#### Task to complete:
Where a line below holds the string "chevron", copy that line.

#### Raw records:
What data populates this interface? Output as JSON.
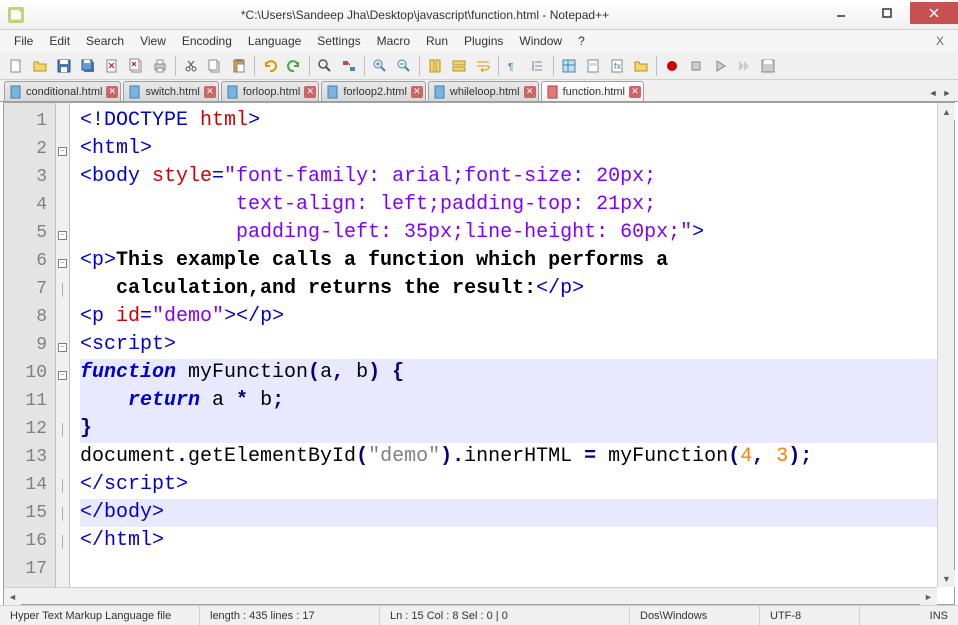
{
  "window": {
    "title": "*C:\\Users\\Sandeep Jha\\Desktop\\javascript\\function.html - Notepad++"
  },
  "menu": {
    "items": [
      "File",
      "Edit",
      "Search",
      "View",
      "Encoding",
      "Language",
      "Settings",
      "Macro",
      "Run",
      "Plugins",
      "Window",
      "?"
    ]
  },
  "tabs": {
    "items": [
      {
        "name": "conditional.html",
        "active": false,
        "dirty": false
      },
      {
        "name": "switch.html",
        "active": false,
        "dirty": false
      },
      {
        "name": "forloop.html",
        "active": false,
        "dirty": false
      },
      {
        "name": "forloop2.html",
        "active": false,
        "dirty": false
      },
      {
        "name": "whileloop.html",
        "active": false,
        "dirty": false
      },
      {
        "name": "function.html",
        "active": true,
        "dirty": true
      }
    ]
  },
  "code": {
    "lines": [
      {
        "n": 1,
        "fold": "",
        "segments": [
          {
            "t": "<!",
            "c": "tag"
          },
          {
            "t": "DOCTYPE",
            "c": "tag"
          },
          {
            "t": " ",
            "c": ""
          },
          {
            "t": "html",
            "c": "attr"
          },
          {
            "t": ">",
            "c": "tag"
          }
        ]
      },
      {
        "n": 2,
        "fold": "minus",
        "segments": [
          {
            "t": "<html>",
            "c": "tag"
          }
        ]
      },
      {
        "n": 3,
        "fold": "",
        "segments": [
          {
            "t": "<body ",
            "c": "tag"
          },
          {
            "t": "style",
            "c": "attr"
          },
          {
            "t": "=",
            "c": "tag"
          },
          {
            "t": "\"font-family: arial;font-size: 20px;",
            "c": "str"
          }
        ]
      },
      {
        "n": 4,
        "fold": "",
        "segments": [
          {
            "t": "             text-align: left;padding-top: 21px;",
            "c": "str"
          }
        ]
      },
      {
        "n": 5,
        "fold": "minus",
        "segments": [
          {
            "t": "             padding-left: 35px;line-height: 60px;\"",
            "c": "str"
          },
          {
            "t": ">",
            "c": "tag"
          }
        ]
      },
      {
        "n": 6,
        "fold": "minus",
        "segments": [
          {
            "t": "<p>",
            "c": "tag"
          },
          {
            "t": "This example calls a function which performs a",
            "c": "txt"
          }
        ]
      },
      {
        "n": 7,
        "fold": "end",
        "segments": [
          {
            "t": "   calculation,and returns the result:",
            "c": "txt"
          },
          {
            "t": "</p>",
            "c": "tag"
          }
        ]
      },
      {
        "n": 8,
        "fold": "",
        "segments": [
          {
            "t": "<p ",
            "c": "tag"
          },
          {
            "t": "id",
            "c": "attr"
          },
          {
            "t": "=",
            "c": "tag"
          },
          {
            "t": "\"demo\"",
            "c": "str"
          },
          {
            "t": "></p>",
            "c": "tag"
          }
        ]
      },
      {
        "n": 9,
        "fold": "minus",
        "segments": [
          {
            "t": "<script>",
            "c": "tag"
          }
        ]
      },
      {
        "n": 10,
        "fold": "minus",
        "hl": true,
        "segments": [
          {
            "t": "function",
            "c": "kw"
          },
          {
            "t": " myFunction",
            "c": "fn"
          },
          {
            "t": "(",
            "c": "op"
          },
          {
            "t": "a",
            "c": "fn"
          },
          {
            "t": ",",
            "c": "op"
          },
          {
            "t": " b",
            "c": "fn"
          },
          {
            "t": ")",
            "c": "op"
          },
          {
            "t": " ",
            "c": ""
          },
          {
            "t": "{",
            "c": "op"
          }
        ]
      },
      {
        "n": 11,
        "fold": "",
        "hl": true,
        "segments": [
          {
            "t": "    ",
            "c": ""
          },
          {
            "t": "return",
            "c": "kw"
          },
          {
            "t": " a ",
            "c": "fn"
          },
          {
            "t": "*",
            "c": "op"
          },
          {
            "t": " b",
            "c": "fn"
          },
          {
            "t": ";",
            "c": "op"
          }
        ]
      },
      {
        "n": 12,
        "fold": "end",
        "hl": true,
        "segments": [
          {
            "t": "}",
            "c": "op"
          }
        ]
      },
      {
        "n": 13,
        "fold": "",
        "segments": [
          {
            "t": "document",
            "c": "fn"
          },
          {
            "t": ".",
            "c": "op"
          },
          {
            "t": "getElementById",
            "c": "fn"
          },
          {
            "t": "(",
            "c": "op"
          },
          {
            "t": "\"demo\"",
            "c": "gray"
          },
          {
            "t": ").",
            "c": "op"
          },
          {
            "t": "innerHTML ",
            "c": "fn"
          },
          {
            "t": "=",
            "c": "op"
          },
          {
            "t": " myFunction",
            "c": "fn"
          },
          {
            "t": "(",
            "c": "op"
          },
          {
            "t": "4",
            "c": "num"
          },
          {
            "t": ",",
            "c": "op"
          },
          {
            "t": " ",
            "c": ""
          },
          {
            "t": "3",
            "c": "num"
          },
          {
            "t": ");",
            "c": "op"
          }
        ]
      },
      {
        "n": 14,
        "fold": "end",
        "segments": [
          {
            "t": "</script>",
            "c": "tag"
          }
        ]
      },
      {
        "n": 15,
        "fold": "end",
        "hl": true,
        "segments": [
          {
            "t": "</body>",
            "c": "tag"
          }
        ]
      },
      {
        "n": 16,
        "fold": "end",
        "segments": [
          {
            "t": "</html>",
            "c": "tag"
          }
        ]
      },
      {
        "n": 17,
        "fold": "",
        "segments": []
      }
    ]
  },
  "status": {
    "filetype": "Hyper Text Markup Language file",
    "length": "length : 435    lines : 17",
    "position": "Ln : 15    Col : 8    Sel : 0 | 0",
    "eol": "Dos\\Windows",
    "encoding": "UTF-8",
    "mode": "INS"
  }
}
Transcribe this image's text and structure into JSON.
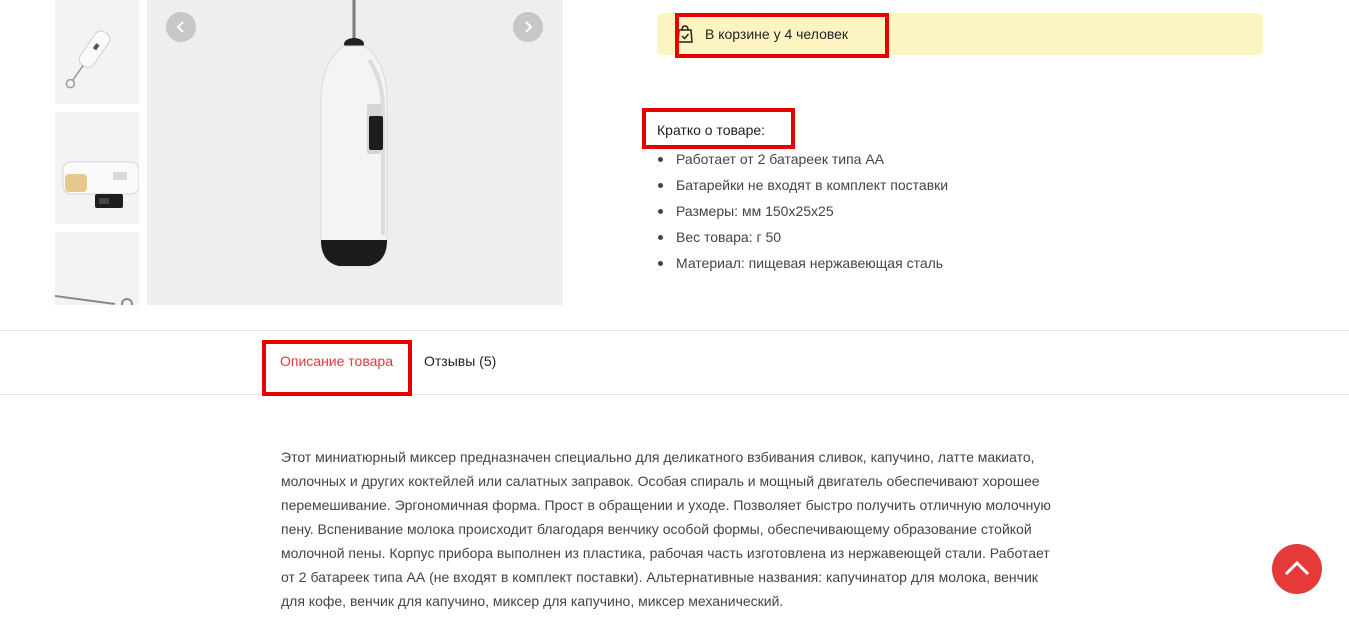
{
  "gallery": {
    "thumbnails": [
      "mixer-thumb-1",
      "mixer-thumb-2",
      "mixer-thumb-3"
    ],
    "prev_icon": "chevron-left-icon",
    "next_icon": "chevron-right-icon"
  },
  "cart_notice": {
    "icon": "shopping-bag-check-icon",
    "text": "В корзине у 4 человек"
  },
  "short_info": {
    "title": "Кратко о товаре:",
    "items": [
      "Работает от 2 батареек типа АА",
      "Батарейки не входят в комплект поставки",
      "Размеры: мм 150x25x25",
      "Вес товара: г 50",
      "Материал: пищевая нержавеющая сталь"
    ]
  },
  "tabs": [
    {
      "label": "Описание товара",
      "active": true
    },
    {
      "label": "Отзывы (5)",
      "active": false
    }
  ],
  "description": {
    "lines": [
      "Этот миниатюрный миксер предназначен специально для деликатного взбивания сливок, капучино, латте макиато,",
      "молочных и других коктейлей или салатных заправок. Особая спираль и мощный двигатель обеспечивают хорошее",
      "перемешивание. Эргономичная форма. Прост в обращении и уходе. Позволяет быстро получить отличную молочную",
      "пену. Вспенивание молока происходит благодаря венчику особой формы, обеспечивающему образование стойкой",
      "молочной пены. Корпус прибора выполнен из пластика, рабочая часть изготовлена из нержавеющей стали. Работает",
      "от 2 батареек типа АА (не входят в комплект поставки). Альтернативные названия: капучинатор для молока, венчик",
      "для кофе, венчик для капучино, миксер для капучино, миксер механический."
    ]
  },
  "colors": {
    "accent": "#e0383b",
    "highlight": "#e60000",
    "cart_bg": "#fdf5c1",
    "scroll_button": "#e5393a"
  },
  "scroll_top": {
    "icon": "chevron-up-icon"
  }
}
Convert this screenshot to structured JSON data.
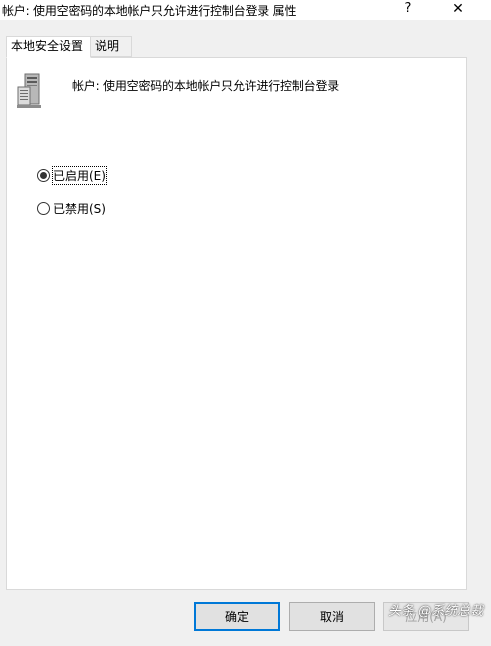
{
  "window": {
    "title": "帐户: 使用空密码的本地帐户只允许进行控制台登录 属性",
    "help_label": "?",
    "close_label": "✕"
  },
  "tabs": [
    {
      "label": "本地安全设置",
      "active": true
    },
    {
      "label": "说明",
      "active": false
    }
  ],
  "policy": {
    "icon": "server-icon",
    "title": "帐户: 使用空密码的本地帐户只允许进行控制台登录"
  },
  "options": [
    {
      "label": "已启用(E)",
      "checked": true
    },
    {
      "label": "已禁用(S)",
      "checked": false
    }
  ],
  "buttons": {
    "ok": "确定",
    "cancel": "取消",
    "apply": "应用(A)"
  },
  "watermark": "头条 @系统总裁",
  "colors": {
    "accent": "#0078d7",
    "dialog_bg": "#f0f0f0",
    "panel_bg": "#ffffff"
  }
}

#### Reply:
    "prev_icon": "chevron-left-icon",
    "next_icon": "chevron-right-icon"
    "icon": "chevron-up-icon"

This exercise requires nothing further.